### Work to complete
Scan the entries for the string "JSON" and give the number of lines that have it, nothing further.

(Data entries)
======

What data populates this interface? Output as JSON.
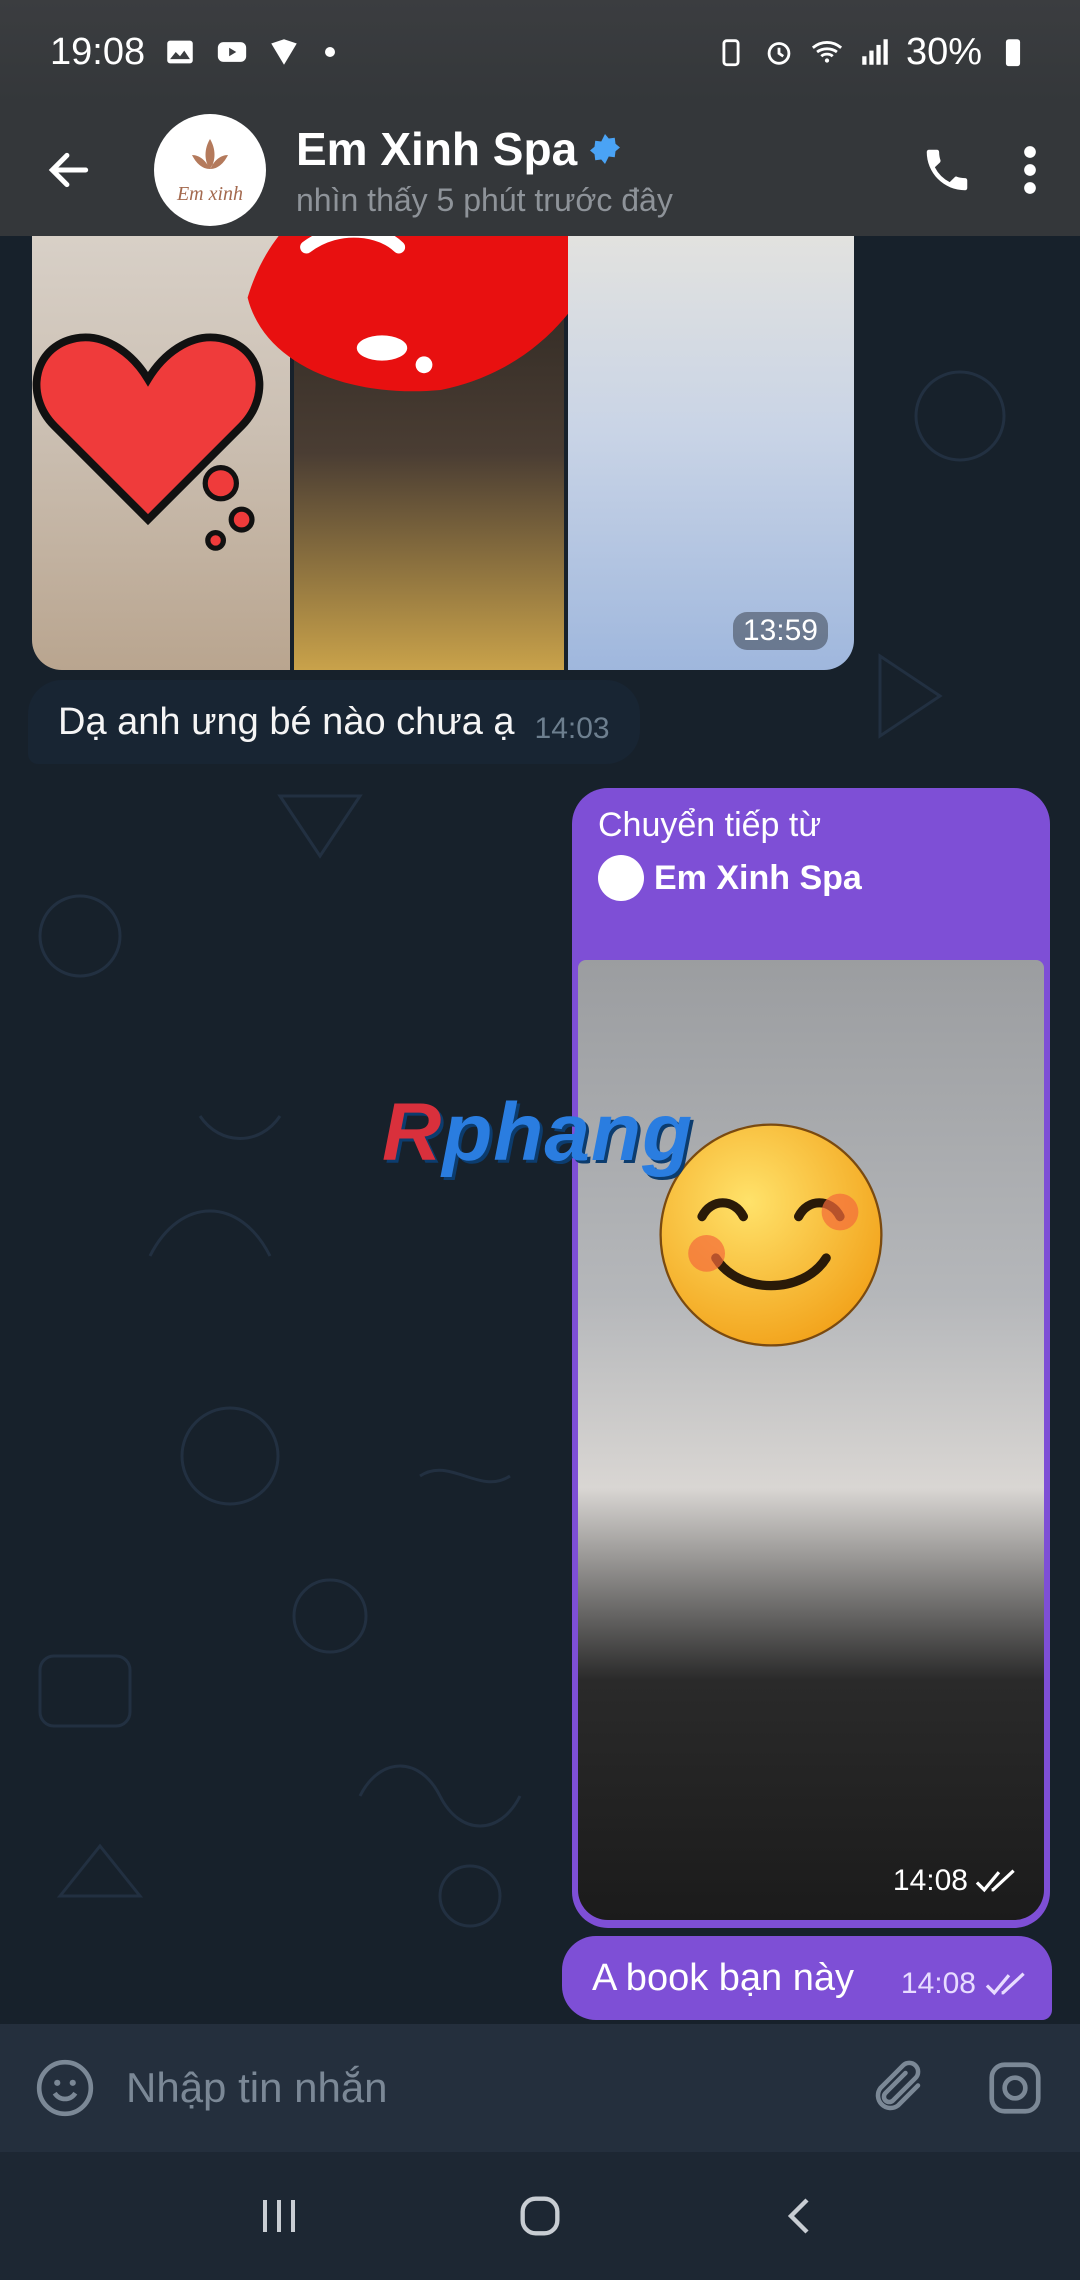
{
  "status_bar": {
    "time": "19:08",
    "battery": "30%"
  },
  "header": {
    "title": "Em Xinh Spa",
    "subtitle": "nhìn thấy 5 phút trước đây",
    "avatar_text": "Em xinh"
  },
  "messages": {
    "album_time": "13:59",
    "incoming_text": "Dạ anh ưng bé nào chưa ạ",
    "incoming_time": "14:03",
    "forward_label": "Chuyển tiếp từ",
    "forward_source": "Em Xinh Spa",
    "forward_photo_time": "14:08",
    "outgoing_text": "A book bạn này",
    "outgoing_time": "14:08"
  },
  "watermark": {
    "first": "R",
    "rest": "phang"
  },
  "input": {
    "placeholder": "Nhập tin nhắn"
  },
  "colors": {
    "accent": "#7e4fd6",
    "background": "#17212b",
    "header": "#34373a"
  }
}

======

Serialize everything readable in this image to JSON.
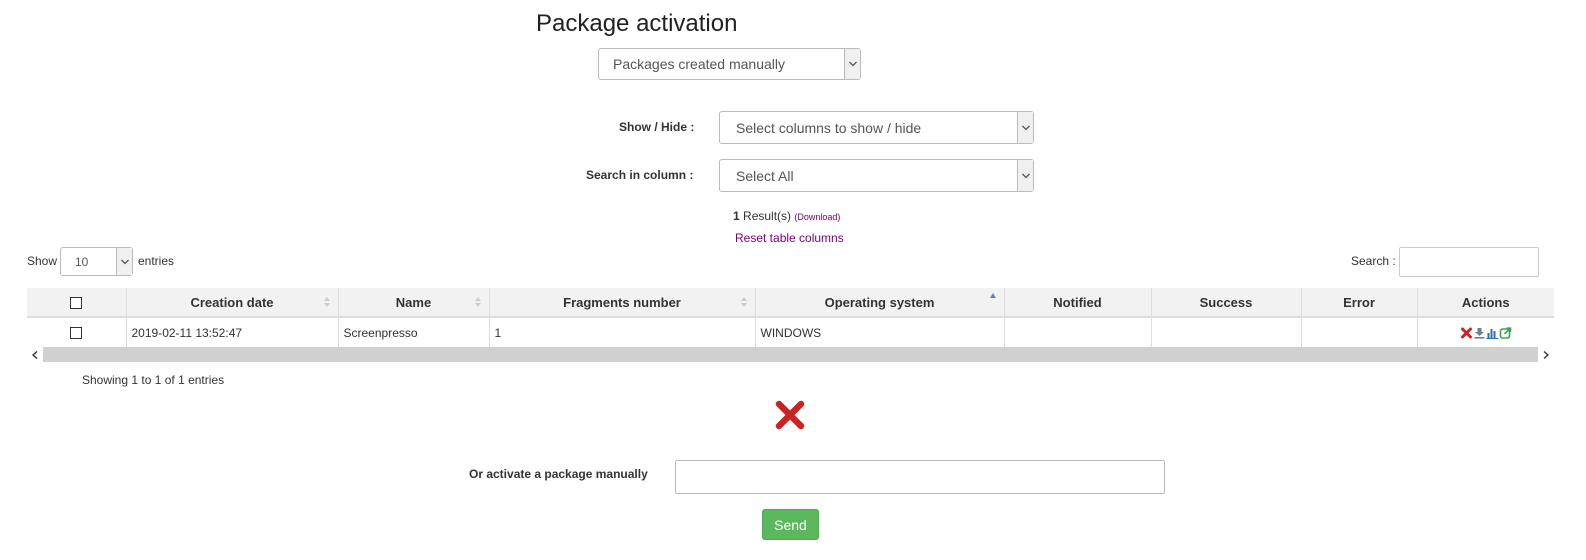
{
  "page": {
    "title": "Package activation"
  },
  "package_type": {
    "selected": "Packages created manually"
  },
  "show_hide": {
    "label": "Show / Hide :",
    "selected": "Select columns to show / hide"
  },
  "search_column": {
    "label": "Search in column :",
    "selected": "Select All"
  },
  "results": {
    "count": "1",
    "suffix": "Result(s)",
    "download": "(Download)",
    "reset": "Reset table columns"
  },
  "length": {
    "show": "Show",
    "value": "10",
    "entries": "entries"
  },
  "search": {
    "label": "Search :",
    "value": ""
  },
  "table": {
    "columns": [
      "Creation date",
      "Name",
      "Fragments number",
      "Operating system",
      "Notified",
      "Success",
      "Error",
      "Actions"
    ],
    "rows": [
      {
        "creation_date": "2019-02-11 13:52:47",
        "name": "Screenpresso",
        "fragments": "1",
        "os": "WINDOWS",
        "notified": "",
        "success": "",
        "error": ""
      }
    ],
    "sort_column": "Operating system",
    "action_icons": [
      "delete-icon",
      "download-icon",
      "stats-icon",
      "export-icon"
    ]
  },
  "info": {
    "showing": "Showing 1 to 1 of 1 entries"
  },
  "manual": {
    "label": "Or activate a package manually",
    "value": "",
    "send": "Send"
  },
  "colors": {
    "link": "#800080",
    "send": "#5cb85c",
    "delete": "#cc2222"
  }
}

======

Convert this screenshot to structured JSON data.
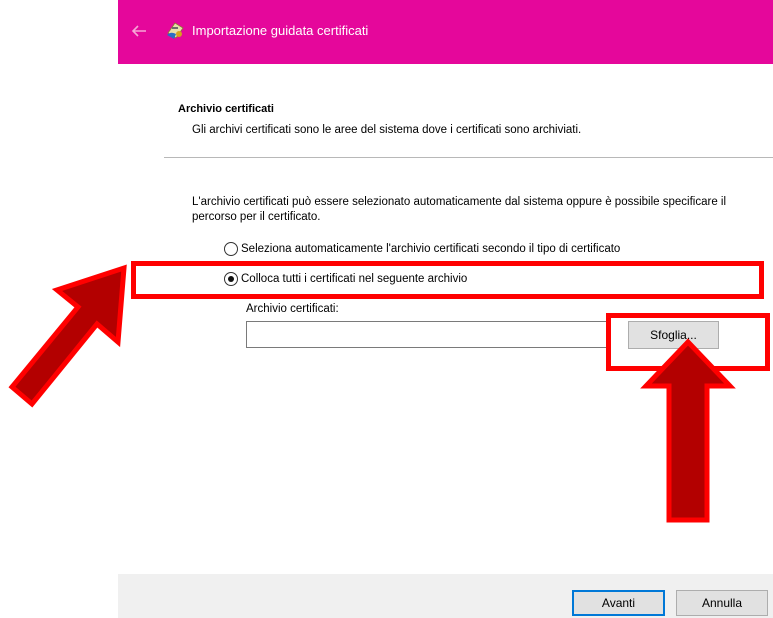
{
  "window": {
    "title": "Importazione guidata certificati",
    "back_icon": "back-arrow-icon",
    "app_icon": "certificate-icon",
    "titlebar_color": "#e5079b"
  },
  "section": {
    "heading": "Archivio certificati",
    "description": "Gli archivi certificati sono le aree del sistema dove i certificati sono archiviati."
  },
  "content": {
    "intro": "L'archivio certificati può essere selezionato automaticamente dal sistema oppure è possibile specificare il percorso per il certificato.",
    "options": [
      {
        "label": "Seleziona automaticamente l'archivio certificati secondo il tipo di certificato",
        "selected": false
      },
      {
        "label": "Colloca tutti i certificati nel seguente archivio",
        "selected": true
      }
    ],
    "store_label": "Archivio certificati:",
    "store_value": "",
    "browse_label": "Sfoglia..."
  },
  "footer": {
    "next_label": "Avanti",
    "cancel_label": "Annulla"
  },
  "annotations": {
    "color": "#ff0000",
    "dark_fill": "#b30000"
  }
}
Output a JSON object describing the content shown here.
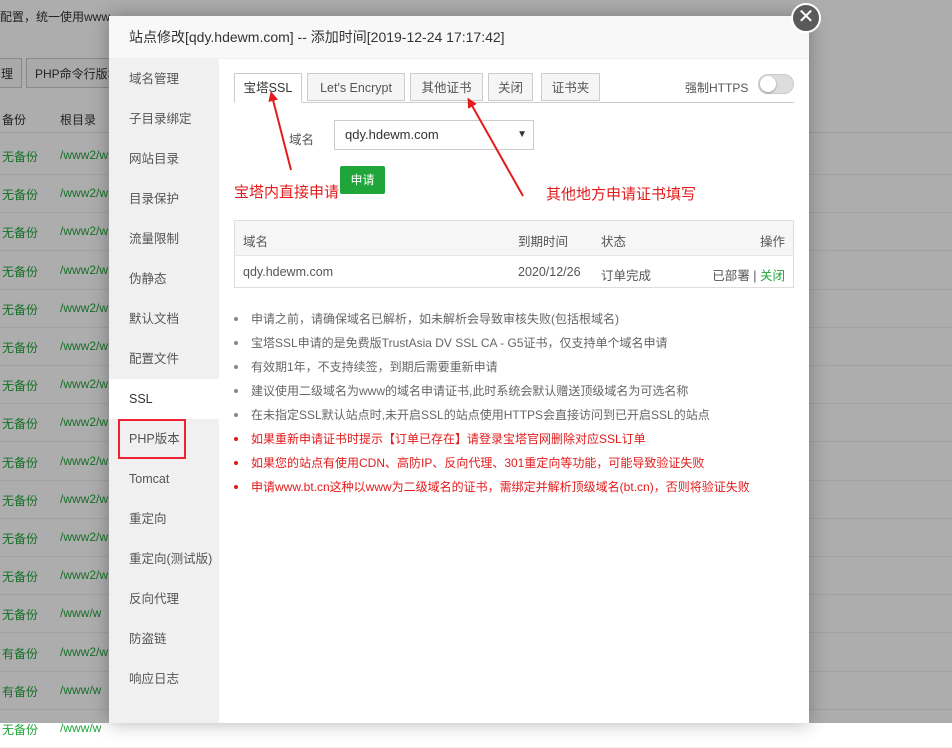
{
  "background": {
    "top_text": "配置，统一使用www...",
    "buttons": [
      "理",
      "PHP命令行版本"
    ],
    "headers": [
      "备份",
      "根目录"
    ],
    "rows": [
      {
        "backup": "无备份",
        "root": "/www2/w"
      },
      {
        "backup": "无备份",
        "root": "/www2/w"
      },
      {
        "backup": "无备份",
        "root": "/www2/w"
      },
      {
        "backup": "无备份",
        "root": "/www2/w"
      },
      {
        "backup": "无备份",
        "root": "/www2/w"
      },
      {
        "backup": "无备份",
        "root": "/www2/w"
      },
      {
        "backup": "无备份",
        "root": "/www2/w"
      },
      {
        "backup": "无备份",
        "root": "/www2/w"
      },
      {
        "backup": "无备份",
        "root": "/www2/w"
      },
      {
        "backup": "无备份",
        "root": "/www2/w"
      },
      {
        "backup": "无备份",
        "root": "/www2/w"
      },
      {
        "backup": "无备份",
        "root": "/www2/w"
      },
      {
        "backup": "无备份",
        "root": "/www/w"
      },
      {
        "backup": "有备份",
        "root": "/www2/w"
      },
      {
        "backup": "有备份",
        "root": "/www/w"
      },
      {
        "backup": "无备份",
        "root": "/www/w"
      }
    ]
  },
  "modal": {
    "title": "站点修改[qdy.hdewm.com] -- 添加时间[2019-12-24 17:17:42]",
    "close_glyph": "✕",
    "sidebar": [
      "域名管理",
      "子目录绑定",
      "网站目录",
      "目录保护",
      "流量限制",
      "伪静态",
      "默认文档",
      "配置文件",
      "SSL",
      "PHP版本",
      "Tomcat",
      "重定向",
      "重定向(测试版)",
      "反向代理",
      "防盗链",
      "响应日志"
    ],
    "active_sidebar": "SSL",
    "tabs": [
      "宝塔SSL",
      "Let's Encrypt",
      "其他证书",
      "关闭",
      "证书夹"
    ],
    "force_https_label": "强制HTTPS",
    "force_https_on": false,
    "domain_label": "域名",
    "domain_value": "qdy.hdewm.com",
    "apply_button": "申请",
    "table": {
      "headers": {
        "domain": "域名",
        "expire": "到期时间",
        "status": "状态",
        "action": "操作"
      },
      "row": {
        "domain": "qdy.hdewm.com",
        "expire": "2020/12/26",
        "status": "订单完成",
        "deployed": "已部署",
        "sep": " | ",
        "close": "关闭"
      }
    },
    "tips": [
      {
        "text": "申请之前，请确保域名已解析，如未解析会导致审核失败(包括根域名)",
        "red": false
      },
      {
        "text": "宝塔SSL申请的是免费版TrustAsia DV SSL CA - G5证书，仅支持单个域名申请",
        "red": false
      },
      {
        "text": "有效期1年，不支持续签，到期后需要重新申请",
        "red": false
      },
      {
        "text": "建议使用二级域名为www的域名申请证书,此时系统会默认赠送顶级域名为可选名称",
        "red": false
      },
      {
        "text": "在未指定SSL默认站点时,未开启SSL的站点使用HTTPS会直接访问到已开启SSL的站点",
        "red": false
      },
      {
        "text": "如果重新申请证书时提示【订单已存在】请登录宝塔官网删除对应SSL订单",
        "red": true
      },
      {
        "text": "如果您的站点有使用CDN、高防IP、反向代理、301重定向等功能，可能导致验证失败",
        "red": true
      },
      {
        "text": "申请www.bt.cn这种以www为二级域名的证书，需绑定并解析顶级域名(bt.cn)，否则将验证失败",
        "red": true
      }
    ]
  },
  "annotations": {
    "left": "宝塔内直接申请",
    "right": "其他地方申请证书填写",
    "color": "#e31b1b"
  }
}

======

### Solution below
4